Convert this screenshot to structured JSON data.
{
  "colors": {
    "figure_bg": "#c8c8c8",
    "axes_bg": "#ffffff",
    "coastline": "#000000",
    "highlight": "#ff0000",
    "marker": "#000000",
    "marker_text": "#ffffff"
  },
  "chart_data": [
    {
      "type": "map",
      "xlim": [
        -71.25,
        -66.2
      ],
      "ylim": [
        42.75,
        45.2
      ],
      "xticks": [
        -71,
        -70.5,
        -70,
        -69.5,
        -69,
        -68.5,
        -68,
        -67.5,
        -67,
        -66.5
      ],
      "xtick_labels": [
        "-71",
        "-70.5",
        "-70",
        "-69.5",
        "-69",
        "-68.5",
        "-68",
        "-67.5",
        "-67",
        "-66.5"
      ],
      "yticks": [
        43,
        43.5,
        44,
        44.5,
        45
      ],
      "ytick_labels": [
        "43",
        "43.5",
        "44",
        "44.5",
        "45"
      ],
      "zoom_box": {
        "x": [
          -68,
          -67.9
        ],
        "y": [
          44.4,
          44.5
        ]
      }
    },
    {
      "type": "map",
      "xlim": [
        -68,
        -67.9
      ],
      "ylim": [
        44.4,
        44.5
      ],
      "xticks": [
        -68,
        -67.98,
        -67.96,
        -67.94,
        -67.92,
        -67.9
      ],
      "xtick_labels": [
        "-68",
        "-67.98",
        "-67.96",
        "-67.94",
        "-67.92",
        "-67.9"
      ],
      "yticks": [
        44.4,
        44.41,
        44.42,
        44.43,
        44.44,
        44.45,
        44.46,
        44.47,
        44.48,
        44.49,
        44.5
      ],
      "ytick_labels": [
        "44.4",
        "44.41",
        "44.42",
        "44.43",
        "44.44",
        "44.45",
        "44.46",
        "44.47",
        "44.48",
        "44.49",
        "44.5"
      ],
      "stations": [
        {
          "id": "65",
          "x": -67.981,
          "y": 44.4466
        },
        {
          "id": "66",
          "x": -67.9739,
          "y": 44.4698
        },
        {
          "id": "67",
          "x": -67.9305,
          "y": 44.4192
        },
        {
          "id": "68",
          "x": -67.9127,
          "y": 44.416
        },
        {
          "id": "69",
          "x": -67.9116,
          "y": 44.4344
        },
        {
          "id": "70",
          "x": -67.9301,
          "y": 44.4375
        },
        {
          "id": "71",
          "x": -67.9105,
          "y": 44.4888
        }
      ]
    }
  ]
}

⁂

Each entry above is to be printed again exactly.

Task solution.
Convert this screenshot to structured JSON data.
{
  "colors": {
    "figure_bg": "#c8c8c8",
    "axes_bg": "#ffffff",
    "coastline": "#000000",
    "highlight": "#ff0000",
    "marker": "#000000",
    "marker_text": "#ffffff"
  },
  "chart_data": [
    {
      "type": "map",
      "xlim": [
        -71.25,
        -66.2
      ],
      "ylim": [
        42.75,
        45.2
      ],
      "xticks": [
        -71,
        -70.5,
        -70,
        -69.5,
        -69,
        -68.5,
        -68,
        -67.5,
        -67,
        -66.5
      ],
      "xtick_labels": [
        "-71",
        "-70.5",
        "-70",
        "-69.5",
        "-69",
        "-68.5",
        "-68",
        "-67.5",
        "-67",
        "-66.5"
      ],
      "yticks": [
        43,
        43.5,
        44,
        44.5,
        45
      ],
      "ytick_labels": [
        "43",
        "43.5",
        "44",
        "44.5",
        "45"
      ],
      "zoom_box": {
        "x": [
          -68,
          -67.9
        ],
        "y": [
          44.4,
          44.5
        ]
      }
    },
    {
      "type": "map",
      "xlim": [
        -68,
        -67.9
      ],
      "ylim": [
        44.4,
        44.5
      ],
      "xticks": [
        -68,
        -67.98,
        -67.96,
        -67.94,
        -67.92,
        -67.9
      ],
      "xtick_labels": [
        "-68",
        "-67.98",
        "-67.96",
        "-67.94",
        "-67.92",
        "-67.9"
      ],
      "yticks": [
        44.4,
        44.41,
        44.42,
        44.43,
        44.44,
        44.45,
        44.46,
        44.47,
        44.48,
        44.49,
        44.5
      ],
      "ytick_labels": [
        "44.4",
        "44.41",
        "44.42",
        "44.43",
        "44.44",
        "44.45",
        "44.46",
        "44.47",
        "44.48",
        "44.49",
        "44.5"
      ],
      "stations": [
        {
          "id": "65",
          "x": -67.981,
          "y": 44.4466
        },
        {
          "id": "66",
          "x": -67.9739,
          "y": 44.4698
        },
        {
          "id": "67",
          "x": -67.9305,
          "y": 44.4192
        },
        {
          "id": "68",
          "x": -67.9127,
          "y": 44.416
        },
        {
          "id": "69",
          "x": -67.9116,
          "y": 44.4344
        },
        {
          "id": "70",
          "x": -67.9301,
          "y": 44.4375
        },
        {
          "id": "71",
          "x": -67.9105,
          "y": 44.4888
        }
      ]
    }
  ]
}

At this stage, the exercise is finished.